***** The records *****

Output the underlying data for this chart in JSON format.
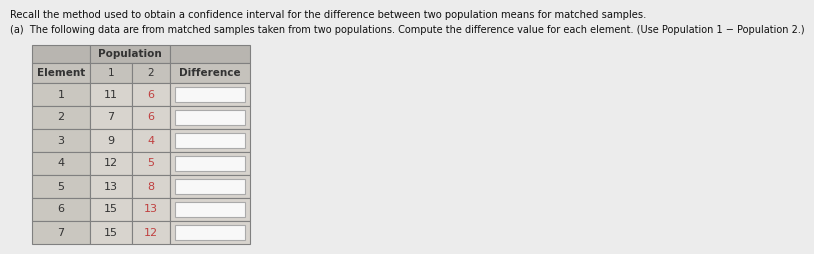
{
  "title_line1": "Recall the method used to obtain a confidence interval for the difference between two population means for matched samples.",
  "title_line2": "(a)  The following data are from matched samples taken from two populations. Compute the difference value for each element. (Use Population 1 − Population 2.)",
  "elements": [
    1,
    2,
    3,
    4,
    5,
    6,
    7
  ],
  "pop1": [
    11,
    7,
    9,
    12,
    13,
    15,
    15
  ],
  "pop2": [
    6,
    6,
    4,
    5,
    8,
    13,
    12
  ],
  "header_population": "Population",
  "header_element": "Element",
  "header_1": "1",
  "header_2": "2",
  "header_difference": "Difference",
  "fig_bg": "#ececec",
  "header_row1_bg": "#b8b5b0",
  "header_row2_bg": "#c5c2bc",
  "data_row_bg": "#d8d4ce",
  "diff_col_bg": "#d8d4ce",
  "diff_box_bg": "#f5f4f2",
  "pop2_color": "#c04040",
  "text_color": "#333333",
  "border_color": "#808080"
}
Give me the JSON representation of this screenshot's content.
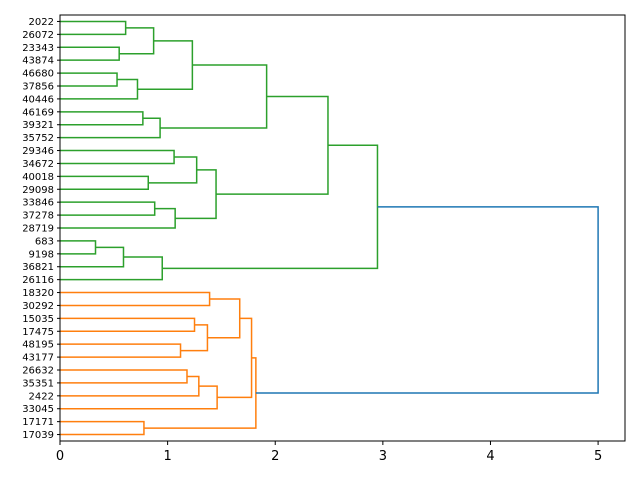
{
  "chart_data": {
    "type": "dendrogram",
    "title": "",
    "xlabel": "",
    "ylabel": "",
    "xlim": [
      0,
      5.25
    ],
    "x_ticks": [
      "0",
      "1",
      "2",
      "3",
      "4",
      "5"
    ],
    "orientation": "left",
    "leaves": [
      "2022",
      "26072",
      "23343",
      "43874",
      "46680",
      "37856",
      "40446",
      "46169",
      "39321",
      "35752",
      "29346",
      "34672",
      "40018",
      "29098",
      "33846",
      "37278",
      "28719",
      "683",
      "9198",
      "36821",
      "26116",
      "18320",
      "30292",
      "15035",
      "17475",
      "48195",
      "43177",
      "26632",
      "35351",
      "2422",
      "33045",
      "17171",
      "17039"
    ],
    "colors": {
      "green": "#2ca02c",
      "orange": "#ff7f0e",
      "blue": "#1f77b4"
    },
    "linkage": [
      [
        0,
        1,
        0.61,
        "green"
      ],
      [
        2,
        3,
        0.55,
        "green"
      ],
      [
        33,
        34,
        0.87,
        "green"
      ],
      [
        4,
        5,
        0.53,
        "green"
      ],
      [
        36,
        6,
        0.72,
        "green"
      ],
      [
        35,
        37,
        1.23,
        "green"
      ],
      [
        7,
        8,
        0.77,
        "green"
      ],
      [
        39,
        9,
        0.93,
        "green"
      ],
      [
        38,
        40,
        1.92,
        "green"
      ],
      [
        10,
        11,
        1.06,
        "green"
      ],
      [
        12,
        13,
        0.82,
        "green"
      ],
      [
        42,
        43,
        1.27,
        "green"
      ],
      [
        14,
        15,
        0.88,
        "green"
      ],
      [
        45,
        16,
        1.07,
        "green"
      ],
      [
        44,
        46,
        1.45,
        "green"
      ],
      [
        41,
        47,
        2.49,
        "green"
      ],
      [
        17,
        18,
        0.33,
        "green"
      ],
      [
        49,
        19,
        0.59,
        "green"
      ],
      [
        50,
        20,
        0.95,
        "green"
      ],
      [
        48,
        51,
        2.95,
        "green"
      ],
      [
        21,
        22,
        1.39,
        "orange"
      ],
      [
        23,
        24,
        1.25,
        "orange"
      ],
      [
        25,
        26,
        1.12,
        "orange"
      ],
      [
        54,
        55,
        1.37,
        "orange"
      ],
      [
        53,
        56,
        1.67,
        "orange"
      ],
      [
        27,
        28,
        1.18,
        "orange"
      ],
      [
        58,
        29,
        1.29,
        "orange"
      ],
      [
        59,
        30,
        1.46,
        "orange"
      ],
      [
        57,
        60,
        1.78,
        "orange"
      ],
      [
        31,
        32,
        0.78,
        "orange"
      ],
      [
        61,
        62,
        1.82,
        "orange"
      ],
      [
        52,
        63,
        5.0,
        "blue"
      ]
    ]
  }
}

*****

Task to carry out> Go through the data above and transcribe it in full, omitting any image.

Answer>
Output the underlying data for this chart in JSON format.
{
  "title_line1": "Recall the method used to obtain a confidence interval for the difference between two population means for matched samples.",
  "title_line2": "(a)  The following data are from matched samples taken from two populations. Compute the difference value for each element. (Use Population 1 − Population 2.)",
  "elements": [
    1,
    2,
    3,
    4,
    5,
    6,
    7
  ],
  "pop1": [
    11,
    7,
    9,
    12,
    13,
    15,
    15
  ],
  "pop2": [
    6,
    6,
    4,
    5,
    8,
    13,
    12
  ],
  "header_population": "Population",
  "header_element": "Element",
  "header_1": "1",
  "header_2": "2",
  "header_difference": "Difference",
  "fig_bg": "#ececec",
  "header_row1_bg": "#b8b5b0",
  "header_row2_bg": "#c5c2bc",
  "data_row_bg": "#d8d4ce",
  "diff_col_bg": "#d8d4ce",
  "diff_box_bg": "#f5f4f2",
  "pop2_color": "#c04040",
  "text_color": "#333333",
  "border_color": "#808080"
}
Give me the JSON representation of this screenshot's content.
{
  "chart_data": {
    "type": "dendrogram",
    "title": "",
    "xlabel": "",
    "ylabel": "",
    "xlim": [
      0,
      5.25
    ],
    "x_ticks": [
      "0",
      "1",
      "2",
      "3",
      "4",
      "5"
    ],
    "orientation": "left",
    "leaves": [
      "2022",
      "26072",
      "23343",
      "43874",
      "46680",
      "37856",
      "40446",
      "46169",
      "39321",
      "35752",
      "29346",
      "34672",
      "40018",
      "29098",
      "33846",
      "37278",
      "28719",
      "683",
      "9198",
      "36821",
      "26116",
      "18320",
      "30292",
      "15035",
      "17475",
      "48195",
      "43177",
      "26632",
      "35351",
      "2422",
      "33045",
      "17171",
      "17039"
    ],
    "colors": {
      "green": "#2ca02c",
      "orange": "#ff7f0e",
      "blue": "#1f77b4"
    },
    "linkage": [
      [
        0,
        1,
        0.61,
        "green"
      ],
      [
        2,
        3,
        0.55,
        "green"
      ],
      [
        33,
        34,
        0.87,
        "green"
      ],
      [
        4,
        5,
        0.53,
        "green"
      ],
      [
        36,
        6,
        0.72,
        "green"
      ],
      [
        35,
        37,
        1.23,
        "green"
      ],
      [
        7,
        8,
        0.77,
        "green"
      ],
      [
        39,
        9,
        0.93,
        "green"
      ],
      [
        38,
        40,
        1.92,
        "green"
      ],
      [
        10,
        11,
        1.06,
        "green"
      ],
      [
        12,
        13,
        0.82,
        "green"
      ],
      [
        42,
        43,
        1.27,
        "green"
      ],
      [
        14,
        15,
        0.88,
        "green"
      ],
      [
        45,
        16,
        1.07,
        "green"
      ],
      [
        44,
        46,
        1.45,
        "green"
      ],
      [
        41,
        47,
        2.49,
        "green"
      ],
      [
        17,
        18,
        0.33,
        "green"
      ],
      [
        49,
        19,
        0.59,
        "green"
      ],
      [
        50,
        20,
        0.95,
        "green"
      ],
      [
        48,
        51,
        2.95,
        "green"
      ],
      [
        21,
        22,
        1.39,
        "orange"
      ],
      [
        23,
        24,
        1.25,
        "orange"
      ],
      [
        25,
        26,
        1.12,
        "orange"
      ],
      [
        54,
        55,
        1.37,
        "orange"
      ],
      [
        53,
        56,
        1.67,
        "orange"
      ],
      [
        27,
        28,
        1.18,
        "orange"
      ],
      [
        58,
        29,
        1.29,
        "orange"
      ],
      [
        59,
        30,
        1.46,
        "orange"
      ],
      [
        57,
        60,
        1.78,
        "orange"
      ],
      [
        31,
        32,
        0.78,
        "orange"
      ],
      [
        61,
        62,
        1.82,
        "orange"
      ],
      [
        52,
        63,
        5.0,
        "blue"
      ]
    ]
  }
}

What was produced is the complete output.